--- Start of Task data ---

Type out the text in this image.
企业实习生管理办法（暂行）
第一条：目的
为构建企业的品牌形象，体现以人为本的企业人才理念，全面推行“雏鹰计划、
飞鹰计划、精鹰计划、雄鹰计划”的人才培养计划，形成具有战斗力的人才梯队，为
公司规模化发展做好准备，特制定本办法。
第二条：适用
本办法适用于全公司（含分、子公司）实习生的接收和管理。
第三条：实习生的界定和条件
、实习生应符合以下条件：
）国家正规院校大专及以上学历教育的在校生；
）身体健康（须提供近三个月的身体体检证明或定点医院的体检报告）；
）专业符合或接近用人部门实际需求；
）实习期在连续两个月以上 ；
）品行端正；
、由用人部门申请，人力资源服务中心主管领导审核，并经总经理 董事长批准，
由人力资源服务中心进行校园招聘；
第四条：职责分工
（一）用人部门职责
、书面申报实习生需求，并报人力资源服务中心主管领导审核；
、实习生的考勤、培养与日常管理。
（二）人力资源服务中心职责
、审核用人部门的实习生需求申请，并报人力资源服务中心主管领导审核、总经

--- End of Task data ---

**Directions for this task**. Wherever "并报人力资源服务中心主管领导审核" shows up in a line, copy that line.

**Task solution**.
、书面申报实习生需求，并报人力资源服务中心主管领导审核；
、审核用人部门的实习生需求申请，并报人力资源服务中心主管领导审核、总经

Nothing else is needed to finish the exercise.